* _EXTRACTED ENTRIES_:

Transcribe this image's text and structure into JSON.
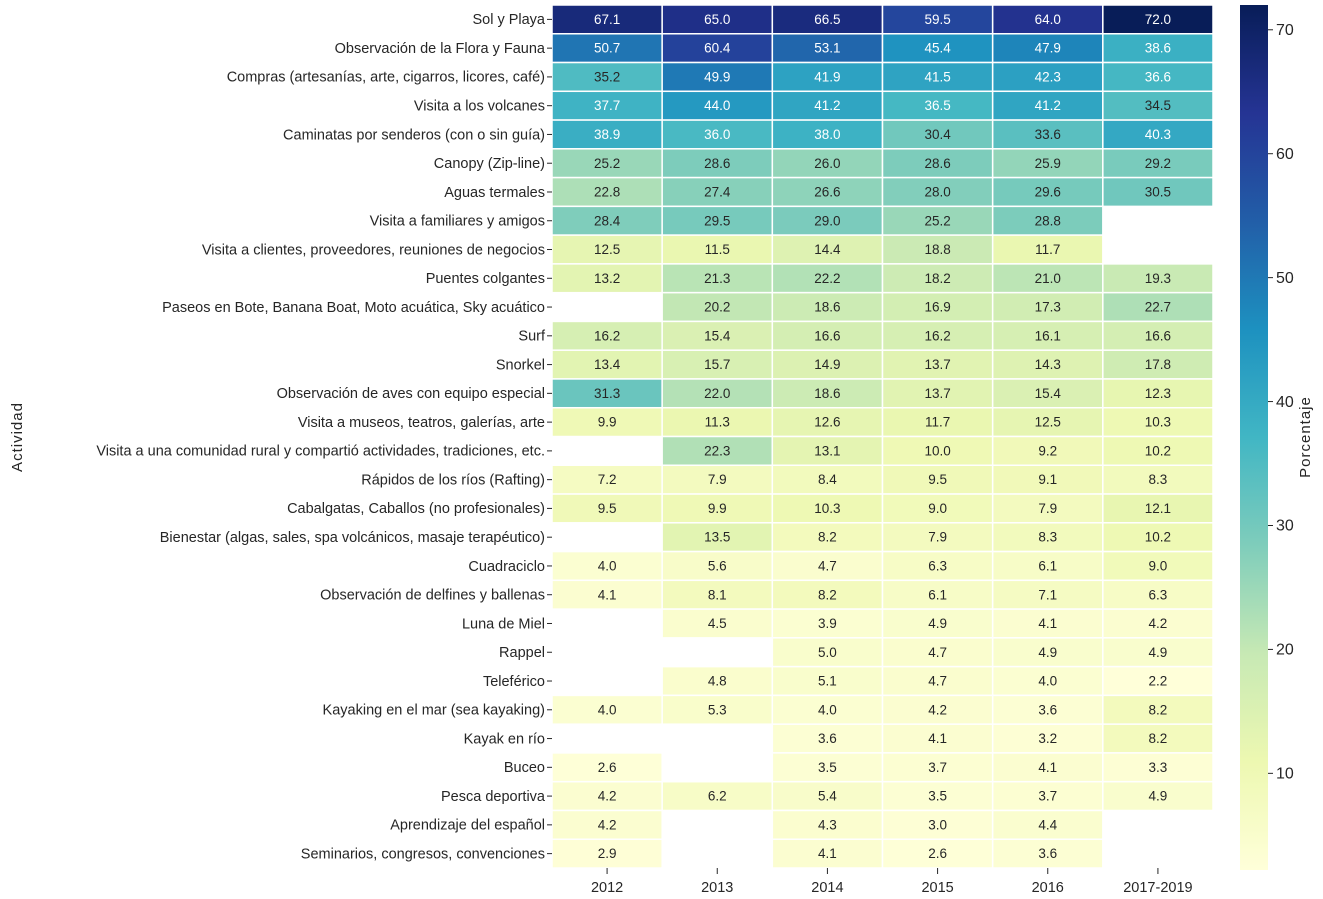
{
  "chart_data": {
    "type": "heatmap",
    "y_label": "Actividad",
    "colorbar_label": "Porcentaje",
    "x_categories": [
      "2012",
      "2013",
      "2014",
      "2015",
      "2016",
      "2017-2019"
    ],
    "categories": [
      "Sol y Playa",
      "Observación de la Flora y Fauna",
      "Compras (artesanías, arte, cigarros, licores, café)",
      "Visita a los volcanes",
      "Caminatas por senderos (con o sin guía)",
      "Canopy (Zip-line)",
      "Aguas termales",
      "Visita a familiares y amigos",
      "Visita a clientes, proveedores, reuniones de negocios",
      "Puentes colgantes",
      "Paseos en Bote, Banana Boat, Moto acuática, Sky acuático",
      "Surf",
      "Snorkel",
      "Observación de aves con equipo especial",
      "Visita a museos, teatros, galerías, arte",
      "Visita a una comunidad rural y compartió actividades, tradiciones, etc.",
      "Rápidos de los ríos (Rafting)",
      "Cabalgatas, Caballos (no profesionales)",
      "Bienestar (algas, sales, spa volcánicos, masaje terapéutico)",
      "Cuadraciclo",
      "Observación de delfines y ballenas",
      "Luna de Miel",
      "Rappel",
      "Teleférico",
      "Kayaking en el mar (sea kayaking)",
      "Kayak en río",
      "Buceo",
      "Pesca deportiva",
      "Aprendizaje del español",
      "Seminarios, congresos, convenciones"
    ],
    "values": [
      [
        67.1,
        65,
        66.5,
        59.5,
        64,
        72
      ],
      [
        50.7,
        60.4,
        53.1,
        45.4,
        47.9,
        38.6
      ],
      [
        35.2,
        49.9,
        41.9,
        41.5,
        42.3,
        36.6
      ],
      [
        37.7,
        44,
        41.2,
        36.5,
        41.2,
        34.5
      ],
      [
        38.9,
        36,
        38,
        30.4,
        33.6,
        40.3
      ],
      [
        25.2,
        28.6,
        26,
        28.6,
        25.9,
        29.2
      ],
      [
        22.8,
        27.4,
        26.6,
        28,
        29.6,
        30.5
      ],
      [
        28.4,
        29.5,
        29,
        25.2,
        28.8,
        null
      ],
      [
        12.5,
        11.5,
        14.4,
        18.8,
        11.7,
        null
      ],
      [
        13.2,
        21.3,
        22.2,
        18.2,
        21,
        19.3
      ],
      [
        null,
        20.2,
        18.6,
        16.9,
        17.3,
        22.7
      ],
      [
        16.2,
        15.4,
        16.6,
        16.2,
        16.1,
        16.6
      ],
      [
        13.4,
        15.7,
        14.9,
        13.7,
        14.3,
        17.8
      ],
      [
        31.3,
        22,
        18.6,
        13.7,
        15.4,
        12.3
      ],
      [
        9.9,
        11.3,
        12.6,
        11.7,
        12.5,
        10.3
      ],
      [
        null,
        22.3,
        13.1,
        10,
        9.2,
        10.2
      ],
      [
        7.2,
        7.9,
        8.4,
        9.5,
        9.1,
        8.3
      ],
      [
        9.5,
        9.9,
        10.3,
        9,
        7.9,
        12.1
      ],
      [
        null,
        13.5,
        8.2,
        7.9,
        8.3,
        10.2
      ],
      [
        4,
        5.6,
        4.7,
        6.3,
        6.1,
        9
      ],
      [
        4.1,
        8.1,
        8.2,
        6.1,
        7.1,
        6.3
      ],
      [
        null,
        4.5,
        3.9,
        4.9,
        4.1,
        4.2
      ],
      [
        null,
        null,
        5,
        4.7,
        4.9,
        4.9
      ],
      [
        null,
        4.8,
        5.1,
        4.7,
        4,
        2.2
      ],
      [
        4,
        5.3,
        4,
        4.2,
        3.6,
        8.2
      ],
      [
        null,
        null,
        3.6,
        4.1,
        3.2,
        8.2
      ],
      [
        2.6,
        null,
        3.5,
        3.7,
        4.1,
        3.3
      ],
      [
        4.2,
        6.2,
        5.4,
        3.5,
        3.7,
        4.9
      ],
      [
        4.2,
        null,
        4.3,
        3,
        4.4,
        null
      ],
      [
        2.9,
        null,
        4.1,
        2.6,
        3.6,
        null
      ]
    ],
    "value_labels": [
      [
        "67.1",
        "65.0",
        "66.5",
        "59.5",
        "64.0",
        "72.0"
      ],
      [
        "50.7",
        "60.4",
        "53.1",
        "45.4",
        "47.9",
        "38.6"
      ],
      [
        "35.2",
        "49.9",
        "41.9",
        "41.5",
        "42.3",
        "36.6"
      ],
      [
        "37.7",
        "44.0",
        "41.2",
        "36.5",
        "41.2",
        "34.5"
      ],
      [
        "38.9",
        "36.0",
        "38.0",
        "30.4",
        "33.6",
        "40.3"
      ],
      [
        "25.2",
        "28.6",
        "26.0",
        "28.6",
        "25.9",
        "29.2"
      ],
      [
        "22.8",
        "27.4",
        "26.6",
        "28.0",
        "29.6",
        "30.5"
      ],
      [
        "28.4",
        "29.5",
        "29.0",
        "25.2",
        "28.8",
        null
      ],
      [
        "12.5",
        "11.5",
        "14.4",
        "18.8",
        "11.7",
        null
      ],
      [
        "13.2",
        "21.3",
        "22.2",
        "18.2",
        "21.0",
        "19.3"
      ],
      [
        null,
        "20.2",
        "18.6",
        "16.9",
        "17.3",
        "22.7"
      ],
      [
        "16.2",
        "15.4",
        "16.6",
        "16.2",
        "16.1",
        "16.6"
      ],
      [
        "13.4",
        "15.7",
        "14.9",
        "13.7",
        "14.3",
        "17.8"
      ],
      [
        "31.3",
        "22.0",
        "18.6",
        "13.7",
        "15.4",
        "12.3"
      ],
      [
        "9.9",
        "11.3",
        "12.6",
        "11.7",
        "12.5",
        "10.3"
      ],
      [
        null,
        "22.3",
        "13.1",
        "10.0",
        "9.2",
        "10.2"
      ],
      [
        "7.2",
        "7.9",
        "8.4",
        "9.5",
        "9.1",
        "8.3"
      ],
      [
        "9.5",
        "9.9",
        "10.3",
        "9.0",
        "7.9",
        "12.1"
      ],
      [
        null,
        "13.5",
        "8.2",
        "7.9",
        "8.3",
        "10.2"
      ],
      [
        "4.0",
        "5.6",
        "4.7",
        "6.3",
        "6.1",
        "9.0"
      ],
      [
        "4.1",
        "8.1",
        "8.2",
        "6.1",
        "7.1",
        "6.3"
      ],
      [
        null,
        "4.5",
        "3.9",
        "4.9",
        "4.1",
        "4.2"
      ],
      [
        null,
        null,
        "5.0",
        "4.7",
        "4.9",
        "4.9"
      ],
      [
        null,
        "4.8",
        "5.1",
        "4.7",
        "4.0",
        "2.2"
      ],
      [
        "4.0",
        "5.3",
        "4.0",
        "4.2",
        "3.6",
        "8.2"
      ],
      [
        null,
        null,
        "3.6",
        "4.1",
        "3.2",
        "8.2"
      ],
      [
        "2.6",
        null,
        "3.5",
        "3.7",
        "4.1",
        "3.3"
      ],
      [
        "4.2",
        "6.2",
        "5.4",
        "3.5",
        "3.7",
        "4.9"
      ],
      [
        "4.2",
        null,
        "4.3",
        "3.0",
        "4.4",
        null
      ],
      [
        "2.9",
        null,
        "4.1",
        "2.6",
        "3.6",
        null
      ]
    ],
    "colormap": [
      "#ffffd9",
      "#edf8b1",
      "#c7e9b4",
      "#7fcdbb",
      "#41b6c4",
      "#1d91c0",
      "#225ea8",
      "#253494",
      "#081d58"
    ],
    "zlim": [
      2.2,
      72
    ],
    "zticks": [
      10,
      20,
      30,
      40,
      50,
      60,
      70
    ]
  }
}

* _WHAT YOU HAVE TO DO_: Will you set down the records word for word while leaving out every picture?

* _THE OUTPUT_:
Transcribe this image's text and structure into JSON.
{
  "chart_data": {
    "type": "heatmap",
    "y_label": "Actividad",
    "colorbar_label": "Porcentaje",
    "x_categories": [
      "2012",
      "2013",
      "2014",
      "2015",
      "2016",
      "2017-2019"
    ],
    "categories": [
      "Sol y Playa",
      "Observación de la Flora y Fauna",
      "Compras (artesanías, arte, cigarros, licores, café)",
      "Visita a los volcanes",
      "Caminatas por senderos (con o sin guía)",
      "Canopy (Zip-line)",
      "Aguas termales",
      "Visita a familiares y amigos",
      "Visita a clientes, proveedores, reuniones de negocios",
      "Puentes colgantes",
      "Paseos en Bote, Banana Boat, Moto acuática, Sky acuático",
      "Surf",
      "Snorkel",
      "Observación de aves con equipo especial",
      "Visita a museos, teatros, galerías, arte",
      "Visita a una comunidad rural y compartió actividades, tradiciones, etc.",
      "Rápidos de los ríos (Rafting)",
      "Cabalgatas, Caballos (no profesionales)",
      "Bienestar (algas, sales, spa volcánicos, masaje terapéutico)",
      "Cuadraciclo",
      "Observación de delfines y ballenas",
      "Luna de Miel",
      "Rappel",
      "Teleférico",
      "Kayaking en el mar (sea kayaking)",
      "Kayak en río",
      "Buceo",
      "Pesca deportiva",
      "Aprendizaje del español",
      "Seminarios, congresos, convenciones"
    ],
    "values": [
      [
        67.1,
        65,
        66.5,
        59.5,
        64,
        72
      ],
      [
        50.7,
        60.4,
        53.1,
        45.4,
        47.9,
        38.6
      ],
      [
        35.2,
        49.9,
        41.9,
        41.5,
        42.3,
        36.6
      ],
      [
        37.7,
        44,
        41.2,
        36.5,
        41.2,
        34.5
      ],
      [
        38.9,
        36,
        38,
        30.4,
        33.6,
        40.3
      ],
      [
        25.2,
        28.6,
        26,
        28.6,
        25.9,
        29.2
      ],
      [
        22.8,
        27.4,
        26.6,
        28,
        29.6,
        30.5
      ],
      [
        28.4,
        29.5,
        29,
        25.2,
        28.8,
        null
      ],
      [
        12.5,
        11.5,
        14.4,
        18.8,
        11.7,
        null
      ],
      [
        13.2,
        21.3,
        22.2,
        18.2,
        21,
        19.3
      ],
      [
        null,
        20.2,
        18.6,
        16.9,
        17.3,
        22.7
      ],
      [
        16.2,
        15.4,
        16.6,
        16.2,
        16.1,
        16.6
      ],
      [
        13.4,
        15.7,
        14.9,
        13.7,
        14.3,
        17.8
      ],
      [
        31.3,
        22,
        18.6,
        13.7,
        15.4,
        12.3
      ],
      [
        9.9,
        11.3,
        12.6,
        11.7,
        12.5,
        10.3
      ],
      [
        null,
        22.3,
        13.1,
        10,
        9.2,
        10.2
      ],
      [
        7.2,
        7.9,
        8.4,
        9.5,
        9.1,
        8.3
      ],
      [
        9.5,
        9.9,
        10.3,
        9,
        7.9,
        12.1
      ],
      [
        null,
        13.5,
        8.2,
        7.9,
        8.3,
        10.2
      ],
      [
        4,
        5.6,
        4.7,
        6.3,
        6.1,
        9
      ],
      [
        4.1,
        8.1,
        8.2,
        6.1,
        7.1,
        6.3
      ],
      [
        null,
        4.5,
        3.9,
        4.9,
        4.1,
        4.2
      ],
      [
        null,
        null,
        5,
        4.7,
        4.9,
        4.9
      ],
      [
        null,
        4.8,
        5.1,
        4.7,
        4,
        2.2
      ],
      [
        4,
        5.3,
        4,
        4.2,
        3.6,
        8.2
      ],
      [
        null,
        null,
        3.6,
        4.1,
        3.2,
        8.2
      ],
      [
        2.6,
        null,
        3.5,
        3.7,
        4.1,
        3.3
      ],
      [
        4.2,
        6.2,
        5.4,
        3.5,
        3.7,
        4.9
      ],
      [
        4.2,
        null,
        4.3,
        3,
        4.4,
        null
      ],
      [
        2.9,
        null,
        4.1,
        2.6,
        3.6,
        null
      ]
    ],
    "value_labels": [
      [
        "67.1",
        "65.0",
        "66.5",
        "59.5",
        "64.0",
        "72.0"
      ],
      [
        "50.7",
        "60.4",
        "53.1",
        "45.4",
        "47.9",
        "38.6"
      ],
      [
        "35.2",
        "49.9",
        "41.9",
        "41.5",
        "42.3",
        "36.6"
      ],
      [
        "37.7",
        "44.0",
        "41.2",
        "36.5",
        "41.2",
        "34.5"
      ],
      [
        "38.9",
        "36.0",
        "38.0",
        "30.4",
        "33.6",
        "40.3"
      ],
      [
        "25.2",
        "28.6",
        "26.0",
        "28.6",
        "25.9",
        "29.2"
      ],
      [
        "22.8",
        "27.4",
        "26.6",
        "28.0",
        "29.6",
        "30.5"
      ],
      [
        "28.4",
        "29.5",
        "29.0",
        "25.2",
        "28.8",
        null
      ],
      [
        "12.5",
        "11.5",
        "14.4",
        "18.8",
        "11.7",
        null
      ],
      [
        "13.2",
        "21.3",
        "22.2",
        "18.2",
        "21.0",
        "19.3"
      ],
      [
        null,
        "20.2",
        "18.6",
        "16.9",
        "17.3",
        "22.7"
      ],
      [
        "16.2",
        "15.4",
        "16.6",
        "16.2",
        "16.1",
        "16.6"
      ],
      [
        "13.4",
        "15.7",
        "14.9",
        "13.7",
        "14.3",
        "17.8"
      ],
      [
        "31.3",
        "22.0",
        "18.6",
        "13.7",
        "15.4",
        "12.3"
      ],
      [
        "9.9",
        "11.3",
        "12.6",
        "11.7",
        "12.5",
        "10.3"
      ],
      [
        null,
        "22.3",
        "13.1",
        "10.0",
        "9.2",
        "10.2"
      ],
      [
        "7.2",
        "7.9",
        "8.4",
        "9.5",
        "9.1",
        "8.3"
      ],
      [
        "9.5",
        "9.9",
        "10.3",
        "9.0",
        "7.9",
        "12.1"
      ],
      [
        null,
        "13.5",
        "8.2",
        "7.9",
        "8.3",
        "10.2"
      ],
      [
        "4.0",
        "5.6",
        "4.7",
        "6.3",
        "6.1",
        "9.0"
      ],
      [
        "4.1",
        "8.1",
        "8.2",
        "6.1",
        "7.1",
        "6.3"
      ],
      [
        null,
        "4.5",
        "3.9",
        "4.9",
        "4.1",
        "4.2"
      ],
      [
        null,
        null,
        "5.0",
        "4.7",
        "4.9",
        "4.9"
      ],
      [
        null,
        "4.8",
        "5.1",
        "4.7",
        "4.0",
        "2.2"
      ],
      [
        "4.0",
        "5.3",
        "4.0",
        "4.2",
        "3.6",
        "8.2"
      ],
      [
        null,
        null,
        "3.6",
        "4.1",
        "3.2",
        "8.2"
      ],
      [
        "2.6",
        null,
        "3.5",
        "3.7",
        "4.1",
        "3.3"
      ],
      [
        "4.2",
        "6.2",
        "5.4",
        "3.5",
        "3.7",
        "4.9"
      ],
      [
        "4.2",
        null,
        "4.3",
        "3.0",
        "4.4",
        null
      ],
      [
        "2.9",
        null,
        "4.1",
        "2.6",
        "3.6",
        null
      ]
    ],
    "colormap": [
      "#ffffd9",
      "#edf8b1",
      "#c7e9b4",
      "#7fcdbb",
      "#41b6c4",
      "#1d91c0",
      "#225ea8",
      "#253494",
      "#081d58"
    ],
    "zlim": [
      2.2,
      72
    ],
    "zticks": [
      10,
      20,
      30,
      40,
      50,
      60,
      70
    ]
  }
}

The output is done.